▶ **WORK TO DO**
The entries below should be output exactly as written.

-- start of SOURCE MATERIAL --

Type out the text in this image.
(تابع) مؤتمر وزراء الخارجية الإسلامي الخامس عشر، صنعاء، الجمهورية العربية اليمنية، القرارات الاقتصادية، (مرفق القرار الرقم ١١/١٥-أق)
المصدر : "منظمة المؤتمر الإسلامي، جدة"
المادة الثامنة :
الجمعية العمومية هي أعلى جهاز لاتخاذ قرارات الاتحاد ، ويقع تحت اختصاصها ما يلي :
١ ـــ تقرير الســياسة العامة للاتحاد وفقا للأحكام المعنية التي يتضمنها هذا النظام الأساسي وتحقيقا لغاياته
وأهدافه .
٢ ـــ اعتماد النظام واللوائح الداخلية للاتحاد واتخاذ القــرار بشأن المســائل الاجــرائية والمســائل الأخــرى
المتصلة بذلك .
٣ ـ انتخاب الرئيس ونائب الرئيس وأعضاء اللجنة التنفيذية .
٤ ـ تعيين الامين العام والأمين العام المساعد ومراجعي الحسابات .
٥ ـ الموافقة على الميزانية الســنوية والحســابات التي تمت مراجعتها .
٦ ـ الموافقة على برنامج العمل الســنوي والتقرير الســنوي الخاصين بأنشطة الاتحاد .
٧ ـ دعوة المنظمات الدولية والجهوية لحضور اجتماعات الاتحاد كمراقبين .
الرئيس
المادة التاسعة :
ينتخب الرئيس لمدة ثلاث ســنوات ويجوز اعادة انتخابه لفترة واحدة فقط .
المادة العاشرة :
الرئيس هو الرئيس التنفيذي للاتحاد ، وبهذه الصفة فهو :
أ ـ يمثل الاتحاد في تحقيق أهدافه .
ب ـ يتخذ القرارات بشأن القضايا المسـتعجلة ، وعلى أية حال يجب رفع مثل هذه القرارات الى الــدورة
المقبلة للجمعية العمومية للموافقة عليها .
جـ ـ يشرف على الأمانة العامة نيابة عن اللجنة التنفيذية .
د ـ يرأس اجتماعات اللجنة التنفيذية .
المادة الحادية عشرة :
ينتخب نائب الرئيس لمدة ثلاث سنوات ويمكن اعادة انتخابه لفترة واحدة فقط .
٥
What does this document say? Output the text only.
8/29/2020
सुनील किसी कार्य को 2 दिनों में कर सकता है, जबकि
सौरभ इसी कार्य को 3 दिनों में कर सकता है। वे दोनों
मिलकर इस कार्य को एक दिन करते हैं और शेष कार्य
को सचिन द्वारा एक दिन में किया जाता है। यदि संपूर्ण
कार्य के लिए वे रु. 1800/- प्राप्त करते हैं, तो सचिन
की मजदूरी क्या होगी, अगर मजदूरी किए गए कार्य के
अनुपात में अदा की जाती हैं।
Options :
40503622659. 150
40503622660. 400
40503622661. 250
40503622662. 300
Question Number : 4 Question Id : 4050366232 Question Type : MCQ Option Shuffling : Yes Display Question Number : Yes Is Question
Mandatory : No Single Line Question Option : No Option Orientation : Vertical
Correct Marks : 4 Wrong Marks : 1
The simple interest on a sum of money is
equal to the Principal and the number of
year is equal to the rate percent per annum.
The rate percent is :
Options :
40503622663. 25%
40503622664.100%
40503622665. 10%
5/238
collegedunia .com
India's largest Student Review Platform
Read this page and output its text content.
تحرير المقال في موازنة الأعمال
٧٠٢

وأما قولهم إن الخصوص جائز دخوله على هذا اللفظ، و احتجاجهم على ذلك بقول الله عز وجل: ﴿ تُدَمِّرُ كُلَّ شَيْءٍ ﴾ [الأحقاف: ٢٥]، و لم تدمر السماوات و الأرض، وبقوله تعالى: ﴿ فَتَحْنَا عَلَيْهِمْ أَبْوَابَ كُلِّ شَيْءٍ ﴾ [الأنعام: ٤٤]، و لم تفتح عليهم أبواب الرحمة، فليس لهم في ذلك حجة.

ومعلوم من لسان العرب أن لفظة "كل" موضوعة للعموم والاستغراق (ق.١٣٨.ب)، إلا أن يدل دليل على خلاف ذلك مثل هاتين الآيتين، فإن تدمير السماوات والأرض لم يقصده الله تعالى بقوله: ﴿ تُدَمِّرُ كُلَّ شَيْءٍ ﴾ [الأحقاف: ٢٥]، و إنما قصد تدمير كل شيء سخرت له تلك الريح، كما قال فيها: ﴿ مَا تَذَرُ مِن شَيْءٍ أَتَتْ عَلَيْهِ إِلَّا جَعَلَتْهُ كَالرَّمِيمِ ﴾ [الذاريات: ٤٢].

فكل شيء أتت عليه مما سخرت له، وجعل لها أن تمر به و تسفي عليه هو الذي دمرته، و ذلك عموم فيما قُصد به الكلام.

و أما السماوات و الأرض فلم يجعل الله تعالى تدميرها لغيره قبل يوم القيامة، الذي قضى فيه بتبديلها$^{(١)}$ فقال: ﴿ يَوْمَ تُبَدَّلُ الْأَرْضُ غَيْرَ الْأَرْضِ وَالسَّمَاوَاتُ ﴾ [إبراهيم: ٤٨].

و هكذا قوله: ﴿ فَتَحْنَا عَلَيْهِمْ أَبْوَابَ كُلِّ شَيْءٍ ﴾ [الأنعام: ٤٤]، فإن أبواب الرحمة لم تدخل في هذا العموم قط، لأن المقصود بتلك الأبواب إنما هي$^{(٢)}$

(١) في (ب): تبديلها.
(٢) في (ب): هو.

-- end of SOURCE MATERIAL --

▶ **WRITTEN ANSWER**
Type out the text in this image.
(تابع) مؤتمر وزراء الخارجية الإسلامي الخامس عشر، صنعاء، الجمهورية العربية اليمنية، القرارات الاقتصادية، (مرفق القرار الرقم ١١/١٥-أق)
المصدر : "منظمة المؤتمر الإسلامي، جدة"
المادة الثامنة :
الجمعية العمومية هي أعلى جهاز لاتخاذ قرارات الاتحاد ، ويقع تحت اختصاصها ما يلي :
١ ـــ تقرير الســياسة العامة للاتحاد وفقا للأحكام المعنية التي يتضمنها هذا النظام الأساسي وتحقيقا لغاياته
وأهدافه .
٢ ـــ اعتماد النظام واللوائح الداخلية للاتحاد واتخاذ القــرار بشأن المســائل الاجــرائية والمســائل الأخــرى
المتصلة بذلك .
٣ ـ انتخاب الرئيس ونائب الرئيس وأعضاء اللجنة التنفيذية .
٤ ـ تعيين الامين العام والأمين العام المساعد ومراجعي الحسابات .
٥ ـ الموافقة على الميزانية الســنوية والحســابات التي تمت مراجعتها .
٦ ـ الموافقة على برنامج العمل الســنوي والتقرير الســنوي الخاصين بأنشطة الاتحاد .
٧ ـ دعوة المنظمات الدولية والجهوية لحضور اجتماعات الاتحاد كمراقبين .
الرئيس
المادة التاسعة :
ينتخب الرئيس لمدة ثلاث ســنوات ويجوز اعادة انتخابه لفترة واحدة فقط .
المادة العاشرة :
الرئيس هو الرئيس التنفيذي للاتحاد ، وبهذه الصفة فهو :
أ ـ يمثل الاتحاد في تحقيق أهدافه .
ب ـ يتخذ القرارات بشأن القضايا المسـتعجلة ، وعلى أية حال يجب رفع مثل هذه القرارات الى الــدورة
المقبلة للجمعية العمومية للموافقة عليها .
جـ ـ يشرف على الأمانة العامة نيابة عن اللجنة التنفيذية .
د ـ يرأس اجتماعات اللجنة التنفيذية .
المادة الحادية عشرة :
ينتخب نائب الرئيس لمدة ثلاث سنوات ويمكن اعادة انتخابه لفترة واحدة فقط .
٥
What does this document say? Output the text only.
8/29/2020
सुनील किसी कार्य को 2 दिनों में कर सकता है, जबकि
सौरभ इसी कार्य को 3 दिनों में कर सकता है। वे दोनों
मिलकर इस कार्य को एक दिन करते हैं और शेष कार्य
को सचिन द्वारा एक दिन में किया जाता है। यदि संपूर्ण
कार्य के लिए वे रु. 1800/- प्राप्त करते हैं, तो सचिन
की मजदूरी क्या होगी, अगर मजदूरी किए गए कार्य के
अनुपात में अदा की जाती हैं।
Options :
40503622659. 150
40503622660. 400
40503622661. 250
40503622662. 300
Question Number : 4 Question Id : 4050366232 Question Type : MCQ Option Shuffling : Yes Display Question Number : Yes Is Question
Mandatory : No Single Line Question Option : No Option Orientation : Vertical
Correct Marks : 4 Wrong Marks : 1
The simple interest on a sum of money is
equal to the Principal and the number of
year is equal to the rate percent per annum.
The rate percent is :
Options :
40503622663. 25%
40503622664.100%
40503622665. 10%
5/238
collegedunia .com
India's largest Student Review Platform
Read this page and output its text content.
تحرير المقال في موازنة الأعمال
٧٠٢

وأما قولهم إن الخصوص جائز دخوله على هذا اللفظ، و احتجاجهم على ذلك بقول الله عز وجل: ﴿ تُدَمِّرُ كُلَّ شَيْءٍ ﴾ [الأحقاف: ٢٥]، و لم تدمر السماوات و الأرض، وبقوله تعالى: ﴿ فَتَحْنَا عَلَيْهِمْ أَبْوَابَ كُلِّ شَيْءٍ ﴾ [الأنعام: ٤٤]، و لم تفتح عليهم أبواب الرحمة، فليس لهم في ذلك حجة.

ومعلوم من لسان العرب أن لفظة "كل" موضوعة للعموم والاستغراق (ق.١٣٨.ب)، إلا أن يدل دليل على خلاف ذلك مثل هاتين الآيتين، فإن تدمير السماوات والأرض لم يقصده الله تعالى بقوله: ﴿ تُدَمِّرُ كُلَّ شَيْءٍ ﴾ [الأحقاف: ٢٥]، و إنما قصد تدمير كل شيء سخرت له تلك الريح، كما قال فيها: ﴿ مَا تَذَرُ مِن شَيْءٍ أَتَتْ عَلَيْهِ إِلَّا جَعَلَتْهُ كَالرَّمِيمِ ﴾ [الذاريات: ٤٢].

فكل شيء أتت عليه مما سخرت له، وجعل لها أن تمر به و تسفي عليه هو الذي دمرته، و ذلك عموم فيما قُصد به الكلام.

و أما السماوات و الأرض فلم يجعل الله تعالى تدميرها لغيره قبل يوم القيامة، الذي قضى فيه بتبديلها$^{(١)}$ فقال: ﴿ يَوْمَ تُبَدَّلُ الْأَرْضُ غَيْرَ الْأَرْضِ وَالسَّمَاوَاتُ ﴾ [إبراهيم: ٤٨].

و هكذا قوله: ﴿ فَتَحْنَا عَلَيْهِمْ أَبْوَابَ كُلِّ شَيْءٍ ﴾ [الأنعام: ٤٤]، فإن أبواب الرحمة لم تدخل في هذا العموم قط، لأن المقصود بتلك الأبواب إنما هي$^{(٢)}$

(١) في (ب): تبديلها.
(٢) في (ب): هو.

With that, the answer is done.